# Requisitos de la tarea
¿Podrías seguir la crónica del show de Kiss en Montevideo a partir de su última oración?

Pero los trucos no se quedaron en eso. Simmons fue elevado hasta una plataforma, y las dos guitarras dieron inicio al inconfundible riff de la oscura y demoníaca “God of Thunder” (también de Destroyer).

Con la popera “Hide Your Heart”, aquel cover de la rubia de voz rasposa Bonnie Tyler que grabaron para Hot in the Shade (1989), el público se copó con los irresistibles coritos, “ha, ha, ha”, “hey, hey, hey”, etcétera, y Stanley arengó para que cantaran con él. Al terminar la canción, dijo que estaba contento de estar en Montevideo, porque era la primera vez que tocaban aquí, y que iba a contar hasta tres para que gritaran su nombre lo más alto que pudieran. Luego, dijo -siempre en inglés-: “Déjenme decirles algo, porque somos amigos y porque quiero ser honesto, Buenos Aires fue mucho más grande, pero no tienen por qué ser tan ruidosos como ustedes”. Al oír la referencia al show de Buenos Aires, parte del público abucheó y silbó, pero la realidad es una sola: el show de Kiss en el estadio de Vélez Sarsfield del jueves fue a lleno casi total, sobre todo en el campo.

Obviamente que no nos podemos comparar con Argentina, ya que tiene diez veces más población que nosotros (también hay que tener en cuenta que el sábado, en Montevideo, había otro show grande: la presentación del último disco de El Cuarteto de Nos en el Velódromo), pero quizá habría que rever el tema de los costos de las entradas o esa manía de dividir el campo en guetos con vallas. La diferencia entre los sectores que tienen pomposos nombres, como “vip premium” o “vip de oro”, con la “cancha” (que vaya a saber por qué no se llama “vip de lata”), son simplemente un par de decenas de metros de distancia del escenario. Así las cosas, delante del todo había un montón de gente reunida contra el medio del escenario, y a los costados no había nadie. Cuando Stanley se colgó de un arnés para “volar” hacia el escenario B, que estaba en el medio de la cancha, y cantó “Love Gun” y “Black Diamond”, miró siempre hacia un costado del campo, porque del otro lado había muy poca gente (y las vallas tampoco permitían acercarse desde los otros sectores). Es una pena que un show de tal envergadura no tenga la acogida que se merece (y, también, hay que ponerse en el lugar de los músicos: esos huecos no deben ser muy bonitos de ver).

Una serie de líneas
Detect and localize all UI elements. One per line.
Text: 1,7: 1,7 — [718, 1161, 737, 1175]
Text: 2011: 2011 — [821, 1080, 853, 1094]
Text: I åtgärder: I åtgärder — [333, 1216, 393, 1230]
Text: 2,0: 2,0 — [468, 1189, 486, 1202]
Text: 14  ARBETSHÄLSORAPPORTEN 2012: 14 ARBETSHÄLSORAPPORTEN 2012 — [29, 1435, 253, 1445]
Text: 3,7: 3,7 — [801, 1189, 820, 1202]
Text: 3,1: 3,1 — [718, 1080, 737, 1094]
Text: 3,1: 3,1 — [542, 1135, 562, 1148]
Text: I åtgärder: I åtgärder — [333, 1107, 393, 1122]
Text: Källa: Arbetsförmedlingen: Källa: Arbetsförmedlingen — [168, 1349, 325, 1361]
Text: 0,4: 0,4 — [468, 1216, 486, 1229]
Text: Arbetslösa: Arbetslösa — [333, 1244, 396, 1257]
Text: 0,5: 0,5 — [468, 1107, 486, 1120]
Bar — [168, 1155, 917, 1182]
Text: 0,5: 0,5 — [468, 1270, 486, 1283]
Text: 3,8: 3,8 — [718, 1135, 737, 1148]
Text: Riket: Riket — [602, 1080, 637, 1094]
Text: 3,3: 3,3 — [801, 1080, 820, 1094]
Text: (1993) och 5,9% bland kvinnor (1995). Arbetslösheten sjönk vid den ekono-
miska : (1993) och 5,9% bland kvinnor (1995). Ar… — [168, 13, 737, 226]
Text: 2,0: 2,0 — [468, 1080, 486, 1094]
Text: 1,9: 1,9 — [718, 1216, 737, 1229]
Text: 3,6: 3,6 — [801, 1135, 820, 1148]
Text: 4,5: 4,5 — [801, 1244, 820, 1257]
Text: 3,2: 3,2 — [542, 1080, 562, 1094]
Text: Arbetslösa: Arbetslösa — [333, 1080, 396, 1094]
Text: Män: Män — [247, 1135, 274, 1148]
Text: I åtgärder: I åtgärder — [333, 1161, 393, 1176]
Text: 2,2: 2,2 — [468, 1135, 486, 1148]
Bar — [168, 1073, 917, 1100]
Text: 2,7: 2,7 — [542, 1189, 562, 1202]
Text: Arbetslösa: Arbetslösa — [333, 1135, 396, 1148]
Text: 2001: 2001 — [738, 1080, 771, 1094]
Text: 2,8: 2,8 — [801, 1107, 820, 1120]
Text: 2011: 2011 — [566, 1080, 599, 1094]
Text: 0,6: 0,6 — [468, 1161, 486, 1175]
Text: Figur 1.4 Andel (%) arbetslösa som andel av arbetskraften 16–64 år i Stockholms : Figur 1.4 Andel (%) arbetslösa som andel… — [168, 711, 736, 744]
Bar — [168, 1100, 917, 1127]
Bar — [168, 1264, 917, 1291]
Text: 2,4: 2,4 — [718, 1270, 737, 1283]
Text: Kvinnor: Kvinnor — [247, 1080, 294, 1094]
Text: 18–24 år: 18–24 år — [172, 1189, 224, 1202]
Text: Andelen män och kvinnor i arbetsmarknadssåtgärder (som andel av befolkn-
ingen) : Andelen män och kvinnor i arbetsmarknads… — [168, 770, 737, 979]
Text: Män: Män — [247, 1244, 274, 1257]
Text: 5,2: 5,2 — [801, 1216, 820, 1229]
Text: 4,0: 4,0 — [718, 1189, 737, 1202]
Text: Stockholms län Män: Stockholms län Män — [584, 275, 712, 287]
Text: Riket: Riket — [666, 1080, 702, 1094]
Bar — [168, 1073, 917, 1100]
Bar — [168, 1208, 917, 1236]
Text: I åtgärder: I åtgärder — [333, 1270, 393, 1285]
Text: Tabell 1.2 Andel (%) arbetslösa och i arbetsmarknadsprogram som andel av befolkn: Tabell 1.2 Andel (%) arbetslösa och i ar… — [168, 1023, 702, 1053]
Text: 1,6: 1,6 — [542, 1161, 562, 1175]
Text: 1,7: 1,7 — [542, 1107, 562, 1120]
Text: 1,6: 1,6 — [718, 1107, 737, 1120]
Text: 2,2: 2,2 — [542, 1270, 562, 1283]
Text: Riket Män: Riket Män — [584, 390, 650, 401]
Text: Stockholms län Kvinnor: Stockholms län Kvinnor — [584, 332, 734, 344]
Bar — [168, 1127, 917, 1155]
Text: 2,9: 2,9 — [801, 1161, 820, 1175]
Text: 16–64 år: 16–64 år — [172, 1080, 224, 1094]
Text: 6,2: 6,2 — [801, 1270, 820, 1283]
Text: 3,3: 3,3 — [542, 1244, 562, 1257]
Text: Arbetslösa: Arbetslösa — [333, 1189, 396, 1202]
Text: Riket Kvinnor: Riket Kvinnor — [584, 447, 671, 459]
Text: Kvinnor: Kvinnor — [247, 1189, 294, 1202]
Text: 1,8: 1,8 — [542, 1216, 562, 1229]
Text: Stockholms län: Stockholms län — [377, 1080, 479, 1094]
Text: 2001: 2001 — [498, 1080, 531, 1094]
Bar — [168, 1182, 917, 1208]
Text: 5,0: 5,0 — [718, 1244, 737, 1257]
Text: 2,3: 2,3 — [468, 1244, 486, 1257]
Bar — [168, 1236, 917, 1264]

# Respuesta
De cualquier manera, volvamos a lo que importa: luego de “Black Diamond”, los muchachos de Kiss hicieron la clásica de irse para después volver con los bises. Demostraron que ellos también piensan que su mejor disco es Destroyer, ya que tocaron un cuarto tema de ese álbum, “Shout It Out Loud”, para luego arremeter con los himnos.

El bajo de Simmons bombardeó unas más que conocidas notas, el público se entusiasmó como nunca, y los cuatro músicos cantaron “Do, do, do, do, do, do, do, do, do”. El inoxidable clásico de ribetes discotequeros de 1979, “I Was Made for Lovin’ You” pasó a toda máquina por el Parque Central -quizá fue la canción en la que Stanley estuvo más incómodo-.

El cierre fue con la hedonista “Rock and Roll All Nite”, aquella que dice “quiero rock and roll toda la noche / y fiesta todos los días”. Y así, el escenario terminó de escupir todo lo que le quedaba: papelitos, fuego (más al frente se podía sentir el calor con cada llamarada, que le subía la temperatura a una fresca noche de otoño) y los fuegos artificiales, que parecían de nunca acabar. El baterista, que en la última canción otra vez subió y bajó con su plataforma, le regaló sus baquetas al público.

Excepto algunos de los detalles mencionados sobre la voz de Stanley -que no dejan de ser eso, detalles-, la banda sonó en todo momento como un relojito, con una base rítmica maciza, imparable, arropada con solos punzantes y coros redondos; todo lo que uno espera encontrar en una demostración de hard rock del bueno. Luego de una hora y 40 minutos de un impresionante show, uno se da cuenta de que, paradójicamente, estos tipos no están pintados.